SHORT TASK >>
Select lines where the word "text" appears.

==== SUPPLIED RECORDS ====

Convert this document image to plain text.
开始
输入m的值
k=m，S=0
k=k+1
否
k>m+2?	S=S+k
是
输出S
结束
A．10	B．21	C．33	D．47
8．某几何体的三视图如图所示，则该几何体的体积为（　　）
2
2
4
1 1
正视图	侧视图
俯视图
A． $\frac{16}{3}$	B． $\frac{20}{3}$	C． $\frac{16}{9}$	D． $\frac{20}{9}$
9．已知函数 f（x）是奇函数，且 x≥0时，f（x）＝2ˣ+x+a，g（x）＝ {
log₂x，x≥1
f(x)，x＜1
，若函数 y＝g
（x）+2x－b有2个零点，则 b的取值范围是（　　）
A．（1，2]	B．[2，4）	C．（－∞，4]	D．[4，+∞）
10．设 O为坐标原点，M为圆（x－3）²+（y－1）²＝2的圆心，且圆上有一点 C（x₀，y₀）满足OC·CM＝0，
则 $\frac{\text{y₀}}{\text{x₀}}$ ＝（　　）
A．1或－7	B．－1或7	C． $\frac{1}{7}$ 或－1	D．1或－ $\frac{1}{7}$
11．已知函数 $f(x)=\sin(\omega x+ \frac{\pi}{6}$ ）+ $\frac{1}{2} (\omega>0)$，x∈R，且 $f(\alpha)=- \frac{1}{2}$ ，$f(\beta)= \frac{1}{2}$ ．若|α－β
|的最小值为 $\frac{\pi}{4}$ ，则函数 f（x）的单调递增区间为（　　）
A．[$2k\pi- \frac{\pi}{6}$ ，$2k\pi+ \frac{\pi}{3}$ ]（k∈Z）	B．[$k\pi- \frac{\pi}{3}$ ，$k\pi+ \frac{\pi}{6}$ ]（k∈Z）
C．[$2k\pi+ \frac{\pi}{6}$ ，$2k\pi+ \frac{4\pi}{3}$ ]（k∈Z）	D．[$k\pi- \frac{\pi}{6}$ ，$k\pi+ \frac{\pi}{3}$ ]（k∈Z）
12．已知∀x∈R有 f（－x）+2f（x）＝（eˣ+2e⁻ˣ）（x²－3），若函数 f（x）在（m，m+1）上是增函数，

====

RESULT OF THE TASK >>
Convert this document image to plain text.
则 $\frac{\text{y₀}}{\text{x₀}}$ ＝（　　）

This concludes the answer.